(Stored items)

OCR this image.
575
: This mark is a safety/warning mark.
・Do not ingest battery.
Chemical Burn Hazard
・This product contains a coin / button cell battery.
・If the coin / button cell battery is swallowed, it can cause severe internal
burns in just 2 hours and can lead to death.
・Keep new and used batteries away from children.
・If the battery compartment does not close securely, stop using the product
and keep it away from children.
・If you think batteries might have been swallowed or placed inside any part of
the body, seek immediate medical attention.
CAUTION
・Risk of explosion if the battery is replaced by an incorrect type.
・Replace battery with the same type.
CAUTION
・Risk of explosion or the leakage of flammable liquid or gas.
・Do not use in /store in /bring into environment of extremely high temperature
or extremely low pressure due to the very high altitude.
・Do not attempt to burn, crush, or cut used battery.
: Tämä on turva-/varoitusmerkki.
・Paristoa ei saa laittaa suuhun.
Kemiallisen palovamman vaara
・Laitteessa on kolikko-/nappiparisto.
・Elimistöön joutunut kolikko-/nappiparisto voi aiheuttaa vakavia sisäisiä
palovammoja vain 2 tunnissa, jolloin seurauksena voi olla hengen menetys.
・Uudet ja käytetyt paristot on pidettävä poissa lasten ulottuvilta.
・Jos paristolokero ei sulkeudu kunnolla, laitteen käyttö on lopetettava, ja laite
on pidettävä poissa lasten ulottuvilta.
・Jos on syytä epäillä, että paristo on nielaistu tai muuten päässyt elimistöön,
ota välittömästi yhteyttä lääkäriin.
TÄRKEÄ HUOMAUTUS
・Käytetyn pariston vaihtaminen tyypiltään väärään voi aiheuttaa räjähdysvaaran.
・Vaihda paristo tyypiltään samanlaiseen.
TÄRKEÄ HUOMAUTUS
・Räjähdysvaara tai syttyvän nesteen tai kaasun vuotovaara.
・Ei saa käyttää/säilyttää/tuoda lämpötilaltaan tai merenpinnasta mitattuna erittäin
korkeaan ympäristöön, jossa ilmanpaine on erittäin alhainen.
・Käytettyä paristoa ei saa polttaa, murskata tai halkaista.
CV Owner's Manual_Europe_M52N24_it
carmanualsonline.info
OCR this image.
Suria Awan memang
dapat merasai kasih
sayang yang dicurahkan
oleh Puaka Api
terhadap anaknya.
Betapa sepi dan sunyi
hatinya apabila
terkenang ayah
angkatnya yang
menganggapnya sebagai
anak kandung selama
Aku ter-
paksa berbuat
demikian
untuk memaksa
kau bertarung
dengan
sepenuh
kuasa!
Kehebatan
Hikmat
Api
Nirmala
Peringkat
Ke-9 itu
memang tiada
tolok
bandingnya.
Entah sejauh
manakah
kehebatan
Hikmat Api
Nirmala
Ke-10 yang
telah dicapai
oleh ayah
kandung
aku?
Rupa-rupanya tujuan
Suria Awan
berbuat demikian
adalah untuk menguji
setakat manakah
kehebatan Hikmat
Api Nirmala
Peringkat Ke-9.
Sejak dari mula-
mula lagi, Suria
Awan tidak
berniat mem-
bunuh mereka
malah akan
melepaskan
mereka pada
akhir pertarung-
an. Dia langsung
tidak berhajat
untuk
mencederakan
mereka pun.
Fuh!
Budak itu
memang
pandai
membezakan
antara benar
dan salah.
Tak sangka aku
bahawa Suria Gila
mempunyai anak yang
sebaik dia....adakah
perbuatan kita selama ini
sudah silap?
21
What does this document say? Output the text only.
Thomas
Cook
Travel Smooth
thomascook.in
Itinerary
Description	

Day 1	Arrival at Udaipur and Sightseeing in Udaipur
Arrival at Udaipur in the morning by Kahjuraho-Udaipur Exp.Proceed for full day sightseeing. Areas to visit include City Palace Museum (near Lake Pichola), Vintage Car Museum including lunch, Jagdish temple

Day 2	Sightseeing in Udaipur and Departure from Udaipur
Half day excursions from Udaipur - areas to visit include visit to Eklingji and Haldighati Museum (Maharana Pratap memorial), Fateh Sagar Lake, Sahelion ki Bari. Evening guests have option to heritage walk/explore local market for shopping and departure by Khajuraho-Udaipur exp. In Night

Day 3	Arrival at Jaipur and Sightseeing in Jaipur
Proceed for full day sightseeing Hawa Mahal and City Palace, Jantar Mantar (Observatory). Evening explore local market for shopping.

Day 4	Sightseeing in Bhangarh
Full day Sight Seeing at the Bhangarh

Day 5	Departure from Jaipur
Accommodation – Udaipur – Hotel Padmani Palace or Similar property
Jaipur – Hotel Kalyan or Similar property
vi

- _Requirement_
All lines above with "Museum" in them should be returned.

- _Answer to the task_
Arrival at Udaipur in the morning by Kahjuraho-Udaipur Exp.Proceed for full day sightseeing. Areas to visit include City Palace Museum (near Lake Pichola), Vintage Car Museum including lunch, Jagdish temple
Half day excursions from Udaipur - areas to visit include visit to Eklingji and Haldighati Museum (Maharana Pratap memorial), Fateh Sagar Lake, Sahelion ki Bari. Evening guests have option to heritage walk/explore local market for shopping and departure by Khajuraho-Udaipur exp. In Night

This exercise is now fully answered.